Exercise prompt:
Copy the records below exactly as they are written.

Excerpted data:
•••••
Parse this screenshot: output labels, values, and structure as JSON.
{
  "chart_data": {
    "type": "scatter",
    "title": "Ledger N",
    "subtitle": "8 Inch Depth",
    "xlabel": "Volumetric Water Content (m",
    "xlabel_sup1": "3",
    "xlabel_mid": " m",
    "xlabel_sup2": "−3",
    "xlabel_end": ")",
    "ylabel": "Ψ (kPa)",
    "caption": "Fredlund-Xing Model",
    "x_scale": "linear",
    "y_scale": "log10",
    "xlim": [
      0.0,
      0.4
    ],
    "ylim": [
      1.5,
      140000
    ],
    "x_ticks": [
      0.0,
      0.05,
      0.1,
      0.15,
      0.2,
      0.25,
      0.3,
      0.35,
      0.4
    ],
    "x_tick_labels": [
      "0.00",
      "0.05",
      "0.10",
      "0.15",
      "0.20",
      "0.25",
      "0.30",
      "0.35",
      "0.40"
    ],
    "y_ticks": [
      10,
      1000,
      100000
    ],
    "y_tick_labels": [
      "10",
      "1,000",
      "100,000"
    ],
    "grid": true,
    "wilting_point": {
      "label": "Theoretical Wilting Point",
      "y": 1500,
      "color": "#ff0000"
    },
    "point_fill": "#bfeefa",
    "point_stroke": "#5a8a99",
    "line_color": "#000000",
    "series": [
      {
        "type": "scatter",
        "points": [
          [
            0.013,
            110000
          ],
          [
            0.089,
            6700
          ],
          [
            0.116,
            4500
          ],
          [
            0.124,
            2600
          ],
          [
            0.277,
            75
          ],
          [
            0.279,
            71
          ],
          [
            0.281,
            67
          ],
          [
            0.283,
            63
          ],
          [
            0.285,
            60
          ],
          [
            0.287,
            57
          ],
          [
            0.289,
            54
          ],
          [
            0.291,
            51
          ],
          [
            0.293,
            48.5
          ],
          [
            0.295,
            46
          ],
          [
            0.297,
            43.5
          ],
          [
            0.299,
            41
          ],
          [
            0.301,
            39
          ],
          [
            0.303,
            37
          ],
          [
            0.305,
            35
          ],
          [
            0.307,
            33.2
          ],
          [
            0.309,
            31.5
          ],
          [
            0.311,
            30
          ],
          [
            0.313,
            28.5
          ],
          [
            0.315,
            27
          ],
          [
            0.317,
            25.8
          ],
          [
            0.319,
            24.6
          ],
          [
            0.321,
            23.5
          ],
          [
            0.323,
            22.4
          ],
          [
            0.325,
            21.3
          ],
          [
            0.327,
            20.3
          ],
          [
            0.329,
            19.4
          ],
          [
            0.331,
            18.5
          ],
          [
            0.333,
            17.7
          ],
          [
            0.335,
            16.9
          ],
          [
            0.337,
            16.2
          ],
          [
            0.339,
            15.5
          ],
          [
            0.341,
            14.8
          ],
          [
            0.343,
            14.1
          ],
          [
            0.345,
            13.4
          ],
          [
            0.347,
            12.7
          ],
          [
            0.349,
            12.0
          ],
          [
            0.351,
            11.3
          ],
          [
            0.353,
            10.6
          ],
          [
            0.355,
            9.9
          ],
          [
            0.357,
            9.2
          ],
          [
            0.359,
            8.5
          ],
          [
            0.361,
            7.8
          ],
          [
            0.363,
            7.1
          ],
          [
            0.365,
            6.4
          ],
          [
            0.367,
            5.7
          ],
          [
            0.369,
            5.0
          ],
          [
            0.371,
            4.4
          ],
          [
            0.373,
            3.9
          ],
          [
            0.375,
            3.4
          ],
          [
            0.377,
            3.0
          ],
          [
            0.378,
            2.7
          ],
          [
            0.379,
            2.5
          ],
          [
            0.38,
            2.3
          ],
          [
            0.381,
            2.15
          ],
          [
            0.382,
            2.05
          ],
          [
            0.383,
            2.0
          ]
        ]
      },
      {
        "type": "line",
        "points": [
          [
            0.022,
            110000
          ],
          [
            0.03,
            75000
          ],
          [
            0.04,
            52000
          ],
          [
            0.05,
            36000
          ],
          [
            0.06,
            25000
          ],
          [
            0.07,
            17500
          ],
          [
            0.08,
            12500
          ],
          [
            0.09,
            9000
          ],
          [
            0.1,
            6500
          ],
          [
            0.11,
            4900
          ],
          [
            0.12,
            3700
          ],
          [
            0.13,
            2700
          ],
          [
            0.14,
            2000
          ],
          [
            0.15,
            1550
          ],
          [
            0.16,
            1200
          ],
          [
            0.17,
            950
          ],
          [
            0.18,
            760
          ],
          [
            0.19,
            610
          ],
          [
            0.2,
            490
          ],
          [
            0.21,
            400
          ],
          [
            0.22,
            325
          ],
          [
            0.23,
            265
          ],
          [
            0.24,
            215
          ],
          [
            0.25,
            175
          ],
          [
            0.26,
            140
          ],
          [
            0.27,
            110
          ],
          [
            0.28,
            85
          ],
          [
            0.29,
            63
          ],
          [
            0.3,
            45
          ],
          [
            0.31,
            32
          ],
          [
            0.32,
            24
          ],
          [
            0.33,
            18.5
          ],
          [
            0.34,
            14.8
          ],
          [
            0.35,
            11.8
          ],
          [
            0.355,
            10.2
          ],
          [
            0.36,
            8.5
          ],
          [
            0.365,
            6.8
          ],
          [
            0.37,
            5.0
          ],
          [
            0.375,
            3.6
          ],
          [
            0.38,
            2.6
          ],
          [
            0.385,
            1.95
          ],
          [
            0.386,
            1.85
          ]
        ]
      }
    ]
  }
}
•••••
Output of the exercise:
Parse this screenshot: output labels, values, and structure as JSON.
{
  "chart_data": {
    "type": "scatter",
    "title": "Ledger N",
    "subtitle": "8 Inch Depth",
    "xlabel": "Volumetric Water Content (m",
    "xlabel_sup1": "3",
    "xlabel_mid": " m",
    "xlabel_sup2": "−3",
    "xlabel_end": ")",
    "ylabel": "Ψ (kPa)",
    "caption": "Fredlund-Xing Model",
    "x_scale": "linear",
    "y_scale": "log10",
    "xlim": [
      0.0,
      0.4
    ],
    "ylim": [
      1.5,
      140000
    ],
    "x_ticks": [
      0.0,
      0.05,
      0.1,
      0.15,
      0.2,
      0.25,
      0.3,
      0.35,
      0.4
    ],
    "x_tick_labels": [
      "0.00",
      "0.05",
      "0.10",
      "0.15",
      "0.20",
      "0.25",
      "0.30",
      "0.35",
      "0.40"
    ],
    "y_ticks": [
      10,
      1000,
      100000
    ],
    "y_tick_labels": [
      "10",
      "1,000",
      "100,000"
    ],
    "grid": true,
    "wilting_point": {
      "label": "Theoretical Wilting Point",
      "y": 1500,
      "color": "#ff0000"
    },
    "point_fill": "#bfeefa",
    "point_stroke": "#5a8a99",
    "line_color": "#000000",
    "series": [
      {
        "type": "scatter",
        "points": [
          [
            0.013,
            110000
          ],
          [
            0.089,
            6700
          ],
          [
            0.116,
            4500
          ],
          [
            0.124,
            2600
          ],
          [
            0.277,
            75
          ],
          [
            0.279,
            71
          ],
          [
            0.281,
            67
          ],
          [
            0.283,
            63
          ],
          [
            0.285,
            60
          ],
          [
            0.287,
            57
          ],
          [
            0.289,
            54
          ],
          [
            0.291,
            51
          ],
          [
            0.293,
            48.5
          ],
          [
            0.295,
            46
          ],
          [
            0.297,
            43.5
          ],
          [
            0.299,
            41
          ],
          [
            0.301,
            39
          ],
          [
            0.303,
            37
          ],
          [
            0.305,
            35
          ],
          [
            0.307,
            33.2
          ],
          [
            0.309,
            31.5
          ],
          [
            0.311,
            30
          ],
          [
            0.313,
            28.5
          ],
          [
            0.315,
            27
          ],
          [
            0.317,
            25.8
          ],
          [
            0.319,
            24.6
          ],
          [
            0.321,
            23.5
          ],
          [
            0.323,
            22.4
          ],
          [
            0.325,
            21.3
          ],
          [
            0.327,
            20.3
          ],
          [
            0.329,
            19.4
          ],
          [
            0.331,
            18.5
          ],
          [
            0.333,
            17.7
          ],
          [
            0.335,
            16.9
          ],
          [
            0.337,
            16.2
          ],
          [
            0.339,
            15.5
          ],
          [
            0.341,
            14.8
          ],
          [
            0.343,
            14.1
          ],
          [
            0.345,
            13.4
          ],
          [
            0.347,
            12.7
          ],
          [
            0.349,
            12.0
          ],
          [
            0.351,
            11.3
          ],
          [
            0.353,
            10.6
          ],
          [
            0.355,
            9.9
          ],
          [
            0.357,
            9.2
          ],
          [
            0.359,
            8.5
          ],
          [
            0.361,
            7.8
          ],
          [
            0.363,
            7.1
          ],
          [
            0.365,
            6.4
          ],
          [
            0.367,
            5.7
          ],
          [
            0.369,
            5.0
          ],
          [
            0.371,
            4.4
          ],
          [
            0.373,
            3.9
          ],
          [
            0.375,
            3.4
          ],
          [
            0.377,
            3.0
          ],
          [
            0.378,
            2.7
          ],
          [
            0.379,
            2.5
          ],
          [
            0.38,
            2.3
          ],
          [
            0.381,
            2.15
          ],
          [
            0.382,
            2.05
          ],
          [
            0.383,
            2.0
          ]
        ]
      },
      {
        "type": "line",
        "points": [
          [
            0.022,
            110000
          ],
          [
            0.03,
            75000
          ],
          [
            0.04,
            52000
          ],
          [
            0.05,
            36000
          ],
          [
            0.06,
            25000
          ],
          [
            0.07,
            17500
          ],
          [
            0.08,
            12500
          ],
          [
            0.09,
            9000
          ],
          [
            0.1,
            6500
          ],
          [
            0.11,
            4900
          ],
          [
            0.12,
            3700
          ],
          [
            0.13,
            2700
          ],
          [
            0.14,
            2000
          ],
          [
            0.15,
            1550
          ],
          [
            0.16,
            1200
          ],
          [
            0.17,
            950
          ],
          [
            0.18,
            760
          ],
          [
            0.19,
            610
          ],
          [
            0.2,
            490
          ],
          [
            0.21,
            400
          ],
          [
            0.22,
            325
          ],
          [
            0.23,
            265
          ],
          [
            0.24,
            215
          ],
          [
            0.25,
            175
          ],
          [
            0.26,
            140
          ],
          [
            0.27,
            110
          ],
          [
            0.28,
            85
          ],
          [
            0.29,
            63
          ],
          [
            0.3,
            45
          ],
          [
            0.31,
            32
          ],
          [
            0.32,
            24
          ],
          [
            0.33,
            18.5
          ],
          [
            0.34,
            14.8
          ],
          [
            0.35,
            11.8
          ],
          [
            0.355,
            10.2
          ],
          [
            0.36,
            8.5
          ],
          [
            0.365,
            6.8
          ],
          [
            0.37,
            5.0
          ],
          [
            0.375,
            3.6
          ],
          [
            0.38,
            2.6
          ],
          [
            0.385,
            1.95
          ],
          [
            0.386,
            1.85
          ]
        ]
      }
    ]
  }
}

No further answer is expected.